- [DATA]:

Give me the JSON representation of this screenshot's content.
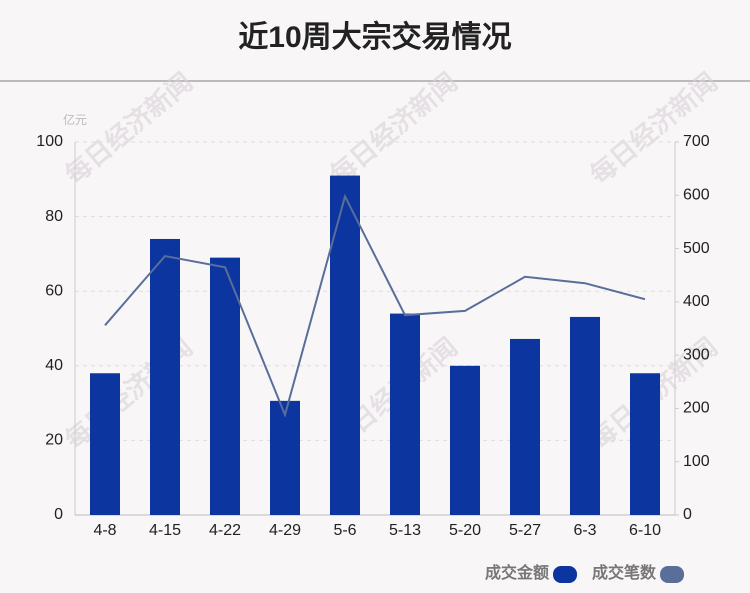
{
  "chart_data": {
    "type": "bar",
    "title": "近10周大宗交易情况",
    "y_unit": "亿元",
    "watermark": "每日经济新闻",
    "categories": [
      "4-8",
      "4-15",
      "4-22",
      "4-29",
      "5-6",
      "5-13",
      "5-20",
      "5-27",
      "6-3",
      "6-10"
    ],
    "series": [
      {
        "name": "成交金额",
        "color": "#0d35a0",
        "type": "bar",
        "values": [
          38,
          74,
          69,
          30.6,
          91,
          54,
          40,
          47.2,
          53.1,
          38
        ]
      },
      {
        "name": "成交笔数",
        "color": "#5a6e9a",
        "type": "line",
        "axis": "y2",
        "values": [
          356,
          486,
          465,
          188,
          598,
          375,
          383,
          447,
          435,
          405
        ]
      }
    ],
    "ylim": [
      0,
      100
    ],
    "yticks": [
      0,
      20,
      40,
      60,
      80,
      100
    ],
    "y2lim": [
      0,
      700
    ],
    "y2ticks": [
      0,
      100,
      200,
      300,
      400,
      500,
      600,
      700
    ],
    "grid": true
  }
}
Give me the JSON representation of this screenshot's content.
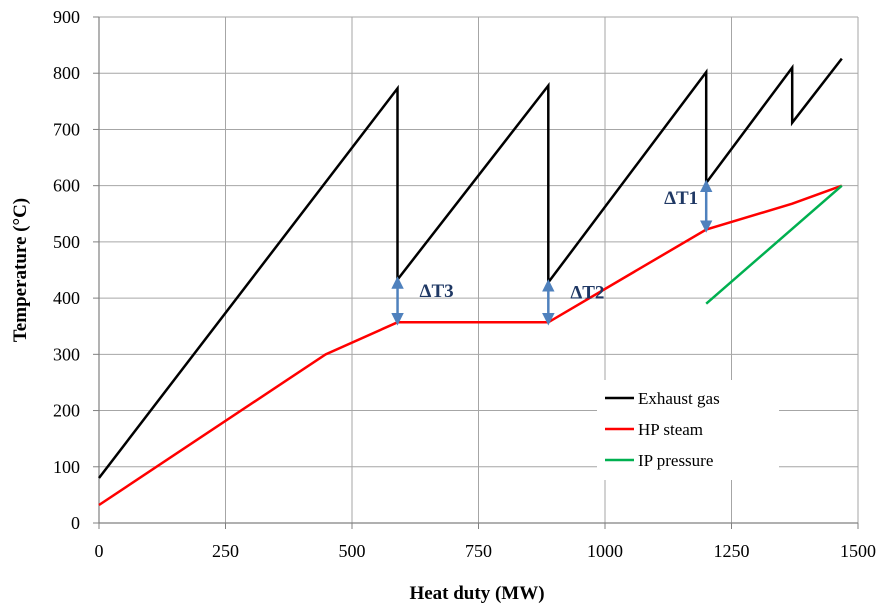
{
  "chart_data": {
    "type": "line",
    "title": "",
    "xlabel": "Heat duty (MW)",
    "ylabel": "Temperature (°C)",
    "xlim": [
      0,
      1500
    ],
    "ylim": [
      0,
      900
    ],
    "xticks": [
      0,
      250,
      500,
      750,
      1000,
      1250,
      1500
    ],
    "yticks": [
      0,
      100,
      200,
      300,
      400,
      500,
      600,
      700,
      800,
      900
    ],
    "grid": true,
    "legend_position": "bottom-right",
    "series": [
      {
        "name": "Exhaust gas",
        "color": "#000000",
        "points": [
          [
            0,
            80
          ],
          [
            590,
            773
          ],
          [
            590,
            433
          ],
          [
            888,
            778
          ],
          [
            888,
            428
          ],
          [
            1200,
            802
          ],
          [
            1200,
            605
          ],
          [
            1370,
            810
          ],
          [
            1370,
            712
          ],
          [
            1468,
            826
          ]
        ]
      },
      {
        "name": "HP steam",
        "color": "#ff0000",
        "points": [
          [
            0,
            32
          ],
          [
            448,
            300
          ],
          [
            590,
            357
          ],
          [
            888,
            357
          ],
          [
            1200,
            522
          ],
          [
            1370,
            568
          ],
          [
            1468,
            600
          ]
        ]
      },
      {
        "name": "IP pressure",
        "color": "#00b050",
        "points": [
          [
            1200,
            390
          ],
          [
            1468,
            600
          ]
        ]
      }
    ],
    "annotations": [
      {
        "label": "ΔT3",
        "x": 590,
        "y_from": 357,
        "y_to": 433
      },
      {
        "label": "ΔT2",
        "x": 888,
        "y_from": 357,
        "y_to": 428
      },
      {
        "label": "ΔT1",
        "x": 1200,
        "y_from": 522,
        "y_to": 605
      }
    ]
  }
}
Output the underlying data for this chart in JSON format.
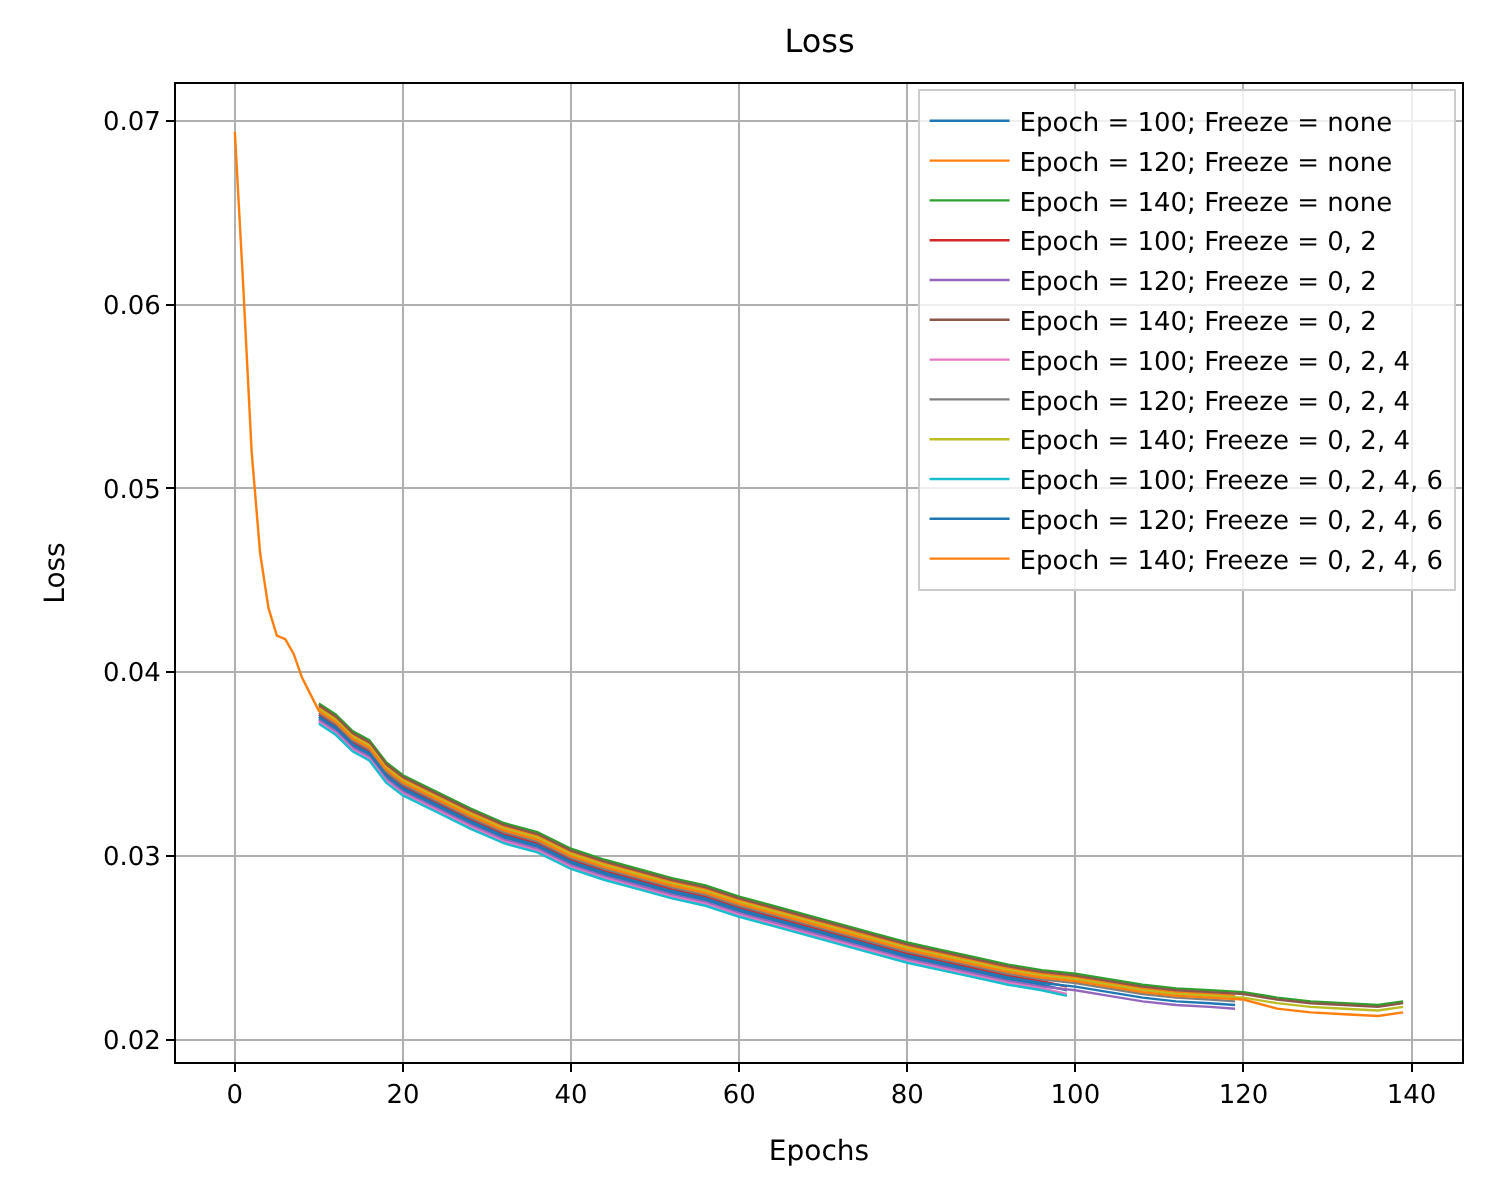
{
  "chart_data": {
    "type": "line",
    "title": "Loss",
    "xlabel": "Epochs",
    "ylabel": "Loss",
    "xlim": [
      -7,
      146
    ],
    "xticks": [
      0,
      20,
      40,
      60,
      80,
      100,
      120,
      140
    ],
    "ylim": [
      0.0188,
      0.072
    ],
    "yticks": [
      0.02,
      0.03,
      0.04,
      0.05,
      0.06,
      0.07
    ],
    "grid": true,
    "legend": "top right",
    "marker": "none",
    "line_style": "solid",
    "series": [
      {
        "name": "Epoch = 100; Freeze = none",
        "color": "#1f77b4",
        "x": [
          10,
          12,
          14,
          16,
          18,
          20,
          24,
          28,
          32,
          36,
          40,
          44,
          48,
          52,
          56,
          60,
          64,
          68,
          72,
          76,
          80,
          84,
          88,
          92,
          96,
          99
        ],
        "values": [
          0.0375,
          0.0369,
          0.036,
          0.0355,
          0.0343,
          0.0336,
          0.0327,
          0.0318,
          0.031,
          0.0305,
          0.0296,
          0.029,
          0.0285,
          0.028,
          0.0276,
          0.027,
          0.0265,
          0.026,
          0.0255,
          0.025,
          0.0245,
          0.0241,
          0.0237,
          0.0233,
          0.023,
          0.0227
        ]
      },
      {
        "name": "Epoch = 120; Freeze = none",
        "color": "#ff7f0e",
        "x": [
          10,
          12,
          14,
          16,
          18,
          20,
          24,
          28,
          32,
          36,
          40,
          44,
          48,
          52,
          56,
          60,
          64,
          68,
          72,
          76,
          80,
          84,
          88,
          92,
          96,
          100,
          104,
          108,
          112,
          116,
          119
        ],
        "values": [
          0.0381,
          0.0375,
          0.0366,
          0.0361,
          0.0349,
          0.0342,
          0.0333,
          0.0324,
          0.0316,
          0.0311,
          0.0302,
          0.0296,
          0.0291,
          0.0286,
          0.0282,
          0.0276,
          0.0271,
          0.0266,
          0.0261,
          0.0256,
          0.0251,
          0.0247,
          0.0243,
          0.0239,
          0.0236,
          0.0234,
          0.0231,
          0.0228,
          0.0226,
          0.0225,
          0.0224
        ]
      },
      {
        "name": "Epoch = 140; Freeze = none",
        "color": "#2ca02c",
        "x": [
          10,
          12,
          14,
          16,
          18,
          20,
          24,
          28,
          32,
          36,
          40,
          44,
          48,
          52,
          56,
          60,
          64,
          68,
          72,
          76,
          80,
          84,
          88,
          92,
          96,
          100,
          104,
          108,
          112,
          116,
          120,
          124,
          128,
          132,
          136,
          139
        ],
        "values": [
          0.0383,
          0.0377,
          0.0368,
          0.0363,
          0.0351,
          0.0344,
          0.0335,
          0.0326,
          0.0318,
          0.0313,
          0.0304,
          0.0298,
          0.0293,
          0.0288,
          0.0284,
          0.0278,
          0.0273,
          0.0268,
          0.0263,
          0.0258,
          0.0253,
          0.0249,
          0.0245,
          0.0241,
          0.0238,
          0.0236,
          0.0233,
          0.023,
          0.0228,
          0.0227,
          0.0226,
          0.0223,
          0.0221,
          0.022,
          0.0219,
          0.0221
        ]
      },
      {
        "name": "Epoch = 100; Freeze = 0, 2",
        "color": "#d62728",
        "x": [
          10,
          12,
          14,
          16,
          18,
          20,
          24,
          28,
          32,
          36,
          40,
          44,
          48,
          52,
          56,
          60,
          64,
          68,
          72,
          76,
          80,
          84,
          88,
          92,
          96,
          99
        ],
        "values": [
          0.0377,
          0.0371,
          0.0362,
          0.0357,
          0.0345,
          0.0338,
          0.0329,
          0.032,
          0.0312,
          0.0307,
          0.0298,
          0.0292,
          0.0287,
          0.0282,
          0.0278,
          0.0272,
          0.0267,
          0.0262,
          0.0257,
          0.0252,
          0.0247,
          0.0243,
          0.0239,
          0.0235,
          0.0232,
          0.0229
        ]
      },
      {
        "name": "Epoch = 120; Freeze = 0, 2",
        "color": "#9467bd",
        "x": [
          10,
          12,
          14,
          16,
          18,
          20,
          24,
          28,
          32,
          36,
          40,
          44,
          48,
          52,
          56,
          60,
          64,
          68,
          72,
          76,
          80,
          84,
          88,
          92,
          96,
          100,
          104,
          108,
          112,
          116,
          119
        ],
        "values": [
          0.0374,
          0.0368,
          0.0359,
          0.0354,
          0.0342,
          0.0335,
          0.0326,
          0.0317,
          0.0309,
          0.0304,
          0.0295,
          0.0289,
          0.0284,
          0.0279,
          0.0275,
          0.0269,
          0.0264,
          0.0259,
          0.0254,
          0.0249,
          0.0244,
          0.024,
          0.0236,
          0.0232,
          0.0229,
          0.0227,
          0.0224,
          0.0221,
          0.0219,
          0.0218,
          0.0217
        ]
      },
      {
        "name": "Epoch = 140; Freeze = 0, 2",
        "color": "#8c564b",
        "x": [
          10,
          12,
          14,
          16,
          18,
          20,
          24,
          28,
          32,
          36,
          40,
          44,
          48,
          52,
          56,
          60,
          64,
          68,
          72,
          76,
          80,
          84,
          88,
          92,
          96,
          100,
          104,
          108,
          112,
          116,
          120,
          124,
          128,
          132,
          136,
          139
        ],
        "values": [
          0.0382,
          0.0376,
          0.0367,
          0.0362,
          0.035,
          0.0343,
          0.0334,
          0.0325,
          0.0317,
          0.0312,
          0.0303,
          0.0297,
          0.0292,
          0.0287,
          0.0283,
          0.0277,
          0.0272,
          0.0267,
          0.0262,
          0.0257,
          0.0252,
          0.0248,
          0.0244,
          0.024,
          0.0237,
          0.0235,
          0.0232,
          0.0229,
          0.0227,
          0.0226,
          0.0225,
          0.0222,
          0.022,
          0.0219,
          0.0218,
          0.022
        ]
      },
      {
        "name": "Epoch = 100; Freeze = 0, 2, 4",
        "color": "#e377c2",
        "x": [
          10,
          12,
          14,
          16,
          18,
          20,
          24,
          28,
          32,
          36,
          40,
          44,
          48,
          52,
          56,
          60,
          64,
          68,
          72,
          76,
          80,
          84,
          88,
          92,
          96,
          99
        ],
        "values": [
          0.0373,
          0.0367,
          0.0358,
          0.0353,
          0.0341,
          0.0334,
          0.0325,
          0.0316,
          0.0308,
          0.0303,
          0.0294,
          0.0288,
          0.0283,
          0.0278,
          0.0274,
          0.0268,
          0.0263,
          0.0258,
          0.0253,
          0.0248,
          0.0243,
          0.0239,
          0.0235,
          0.0231,
          0.0228,
          0.0225
        ]
      },
      {
        "name": "Epoch = 120; Freeze = 0, 2, 4",
        "color": "#7f7f7f",
        "x": [
          10,
          12,
          14,
          16,
          18,
          20,
          24,
          28,
          32,
          36,
          40,
          44,
          48,
          52,
          56,
          60,
          64,
          68,
          72,
          76,
          80,
          84,
          88,
          92,
          96,
          100,
          104,
          108,
          112,
          116,
          119
        ],
        "values": [
          0.0378,
          0.0372,
          0.0363,
          0.0358,
          0.0346,
          0.0339,
          0.033,
          0.0321,
          0.0313,
          0.0308,
          0.0299,
          0.0293,
          0.0288,
          0.0283,
          0.0279,
          0.0273,
          0.0268,
          0.0263,
          0.0258,
          0.0253,
          0.0248,
          0.0244,
          0.024,
          0.0236,
          0.0233,
          0.0231,
          0.0228,
          0.0225,
          0.0223,
          0.0222,
          0.0221
        ]
      },
      {
        "name": "Epoch = 140; Freeze = 0, 2, 4",
        "color": "#bcbd22",
        "x": [
          10,
          12,
          14,
          16,
          18,
          20,
          24,
          28,
          32,
          36,
          40,
          44,
          48,
          52,
          56,
          60,
          64,
          68,
          72,
          76,
          80,
          84,
          88,
          92,
          96,
          100,
          104,
          108,
          112,
          116,
          120,
          124,
          128,
          132,
          136,
          139
        ],
        "values": [
          0.038,
          0.0374,
          0.0365,
          0.036,
          0.0348,
          0.0341,
          0.0332,
          0.0323,
          0.0315,
          0.031,
          0.0301,
          0.0295,
          0.029,
          0.0285,
          0.0281,
          0.0275,
          0.027,
          0.0265,
          0.026,
          0.0255,
          0.025,
          0.0246,
          0.0242,
          0.0238,
          0.0235,
          0.0233,
          0.023,
          0.0227,
          0.0225,
          0.0224,
          0.0223,
          0.022,
          0.0218,
          0.0217,
          0.0216,
          0.0218
        ]
      },
      {
        "name": "Epoch = 100; Freeze = 0, 2, 4, 6",
        "color": "#17becf",
        "x": [
          10,
          12,
          14,
          16,
          18,
          20,
          24,
          28,
          32,
          36,
          40,
          44,
          48,
          52,
          56,
          60,
          64,
          68,
          72,
          76,
          80,
          84,
          88,
          92,
          96,
          99
        ],
        "values": [
          0.0372,
          0.0366,
          0.0357,
          0.0352,
          0.034,
          0.0333,
          0.0324,
          0.0315,
          0.0307,
          0.0302,
          0.0293,
          0.0287,
          0.0282,
          0.0277,
          0.0273,
          0.0267,
          0.0262,
          0.0257,
          0.0252,
          0.0247,
          0.0242,
          0.0238,
          0.0234,
          0.023,
          0.0227,
          0.0224
        ]
      },
      {
        "name": "Epoch = 120; Freeze = 0, 2, 4, 6",
        "color": "#1f77b4",
        "x": [
          10,
          12,
          14,
          16,
          18,
          20,
          24,
          28,
          32,
          36,
          40,
          44,
          48,
          52,
          56,
          60,
          64,
          68,
          72,
          76,
          80,
          84,
          88,
          92,
          96,
          100,
          104,
          108,
          112,
          116,
          119
        ],
        "values": [
          0.0376,
          0.037,
          0.0361,
          0.0356,
          0.0344,
          0.0337,
          0.0328,
          0.0319,
          0.0311,
          0.0306,
          0.0297,
          0.0291,
          0.0286,
          0.0281,
          0.0277,
          0.0271,
          0.0266,
          0.0261,
          0.0256,
          0.0251,
          0.0246,
          0.0242,
          0.0238,
          0.0234,
          0.0231,
          0.0229,
          0.0226,
          0.0223,
          0.0221,
          0.022,
          0.0219
        ]
      },
      {
        "name": "Epoch = 140; Freeze = 0, 2, 4, 6",
        "color": "#ff7f0e",
        "x": [
          0,
          1,
          2,
          3,
          4,
          5,
          6,
          7,
          8,
          9,
          10,
          12,
          14,
          16,
          18,
          20,
          24,
          28,
          32,
          36,
          40,
          44,
          48,
          52,
          56,
          60,
          64,
          68,
          72,
          76,
          80,
          84,
          88,
          92,
          96,
          100,
          104,
          108,
          112,
          116,
          120,
          124,
          128,
          132,
          136,
          139
        ],
        "values": [
          0.0694,
          0.061,
          0.052,
          0.0465,
          0.0435,
          0.042,
          0.0418,
          0.041,
          0.0397,
          0.0388,
          0.0379,
          0.0373,
          0.0364,
          0.0359,
          0.0347,
          0.034,
          0.0331,
          0.0322,
          0.0314,
          0.0309,
          0.03,
          0.0294,
          0.0289,
          0.0284,
          0.028,
          0.0274,
          0.0269,
          0.0264,
          0.0259,
          0.0254,
          0.0249,
          0.0245,
          0.0241,
          0.0237,
          0.0234,
          0.0232,
          0.0229,
          0.0226,
          0.0224,
          0.0223,
          0.0222,
          0.0217,
          0.0215,
          0.0214,
          0.0213,
          0.0215
        ]
      }
    ]
  }
}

- [TASK DESCRIPTION]: Gather all lines of the records that include the word "type".

- [THE SOLUTION]:
    "type": "bar",
        "type": "bar",
        "type": "line",
    "type": "line",
    "type": "line",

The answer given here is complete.